> _Data shown_:

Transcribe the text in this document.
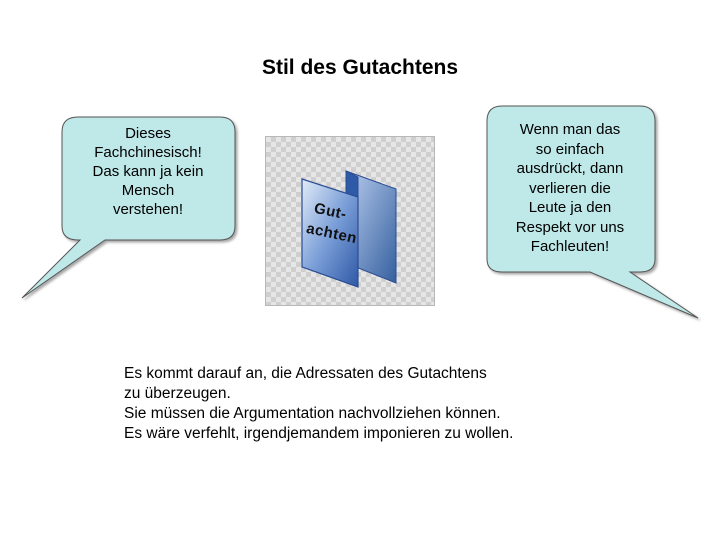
Stil des Gutachtens
Gut-
achten
Dieses
Fachchinesisch!
Das kann ja kein
Mensch
verstehen!
Wenn man das
so einfach
ausdrückt, dann
verlieren die
Leute ja den
Respekt vor uns
Fachleuten!
Es kommt darauf an, die Adressaten des Gutachtens
zu überzeugen.
Sie müssen die Argumentation nachvollziehen können.
Es wäre verfehlt, irgendjemandem imponieren zu wollen.
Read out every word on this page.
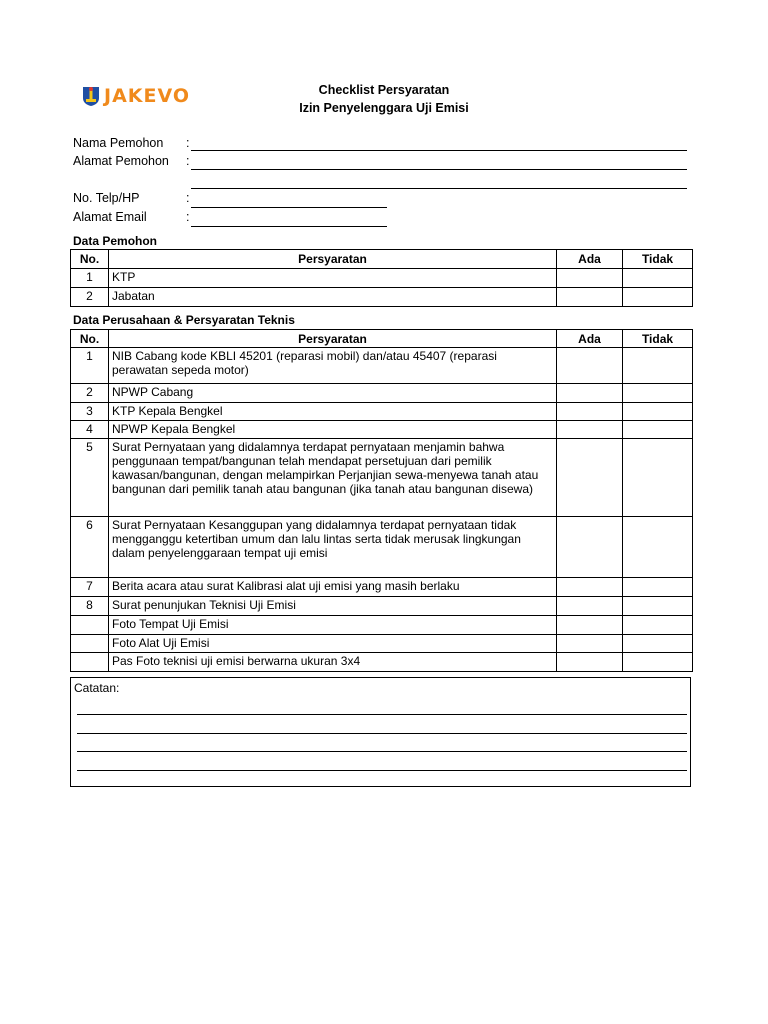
JAKEVO	Checklist Persyaratan
Izin Penyelenggara Uji Emisi
Nama Pemohon :
Alamat Pemohon :
No. Telp/HP	:
Alamat Email	:
Data Pemohon
No.	Persyaratan	Ada	Tidak
1	KTP		
2	Jabatan		
Data Perusahaan & Persyaratan Teknis
No.	Persyaratan	Ada	Tidak
1	NIB Cabang kode KBLI 45201 (reparasi mobil) dan/atau 45407 (reparasi perawatan sepeda motor)		
2	NPWP Cabang		
3	KTP Kepala Bengkel		
4	NPWP Kepala Bengkel		
5	Surat Pernyataan yang didalamnya terdapat pernyataan menjamin bahwa penggunaan tempat/bangunan telah mendapat persetujuan dari pemilik kawasan/bangunan, dengan melampirkan Perjanjian sewa-menyewa tanah atau bangunan dari pemilik tanah atau bangunan (jika tanah atau bangunan disewa)		
6	Surat Pernyataan Kesanggupan yang didalamnya terdapat pernyataan tidak mengganggu ketertiban umum dan lalu lintas serta tidak merusak lingkungan dalam penyelenggaraan tempat uji emisi		
7	Berita acara atau surat Kalibrasi alat uji emisi yang masih berlaku		
8	Surat penunjukan Teknisi Uji Emisi		
	Foto Tempat Uji Emisi		
	Foto Alat Uji Emisi		
	Pas Foto teknisi uji emisi berwarna ukuran 3x4		
Catatan:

> _Aim of the task_: Transcribe the material exactly, and leave out whatever pictures it holds.

> _Task output_:
Transcribe the text in this document.
Stil des Gutachtens
Gut-
achten
Dieses
Fachchinesisch!
Das kann ja kein
Mensch
verstehen!
Wenn man das
so einfach
ausdrückt, dann
verlieren die
Leute ja den
Respekt vor uns
Fachleuten!
Es kommt darauf an, die Adressaten des Gutachtens
zu überzeugen.
Sie müssen die Argumentation nachvollziehen können.
Es wäre verfehlt, irgendjemandem imponieren zu wollen.
Read out every word on this page.
JAKEVO	Checklist Persyaratan
Izin Penyelenggara Uji Emisi
Nama Pemohon :
Alamat Pemohon :
No. Telp/HP	:
Alamat Email	:
Data Pemohon
No.	Persyaratan	Ada	Tidak
1	KTP		
2	Jabatan		
Data Perusahaan & Persyaratan Teknis
No.	Persyaratan	Ada	Tidak
1	NIB Cabang kode KBLI 45201 (reparasi mobil) dan/atau 45407 (reparasi perawatan sepeda motor)		
2	NPWP Cabang		
3	KTP Kepala Bengkel		
4	NPWP Kepala Bengkel		
5	Surat Pernyataan yang didalamnya terdapat pernyataan menjamin bahwa penggunaan tempat/bangunan telah mendapat persetujuan dari pemilik kawasan/bangunan, dengan melampirkan Perjanjian sewa-menyewa tanah atau bangunan dari pemilik tanah atau bangunan (jika tanah atau bangunan disewa)		
6	Surat Pernyataan Kesanggupan yang didalamnya terdapat pernyataan tidak mengganggu ketertiban umum dan lalu lintas serta tidak merusak lingkungan dalam penyelenggaraan tempat uji emisi		
7	Berita acara atau surat Kalibrasi alat uji emisi yang masih berlaku		
8	Surat penunjukan Teknisi Uji Emisi		
	Foto Tempat Uji Emisi		
	Foto Alat Uji Emisi		
	Pas Foto teknisi uji emisi berwarna ukuran 3x4		
Catatan:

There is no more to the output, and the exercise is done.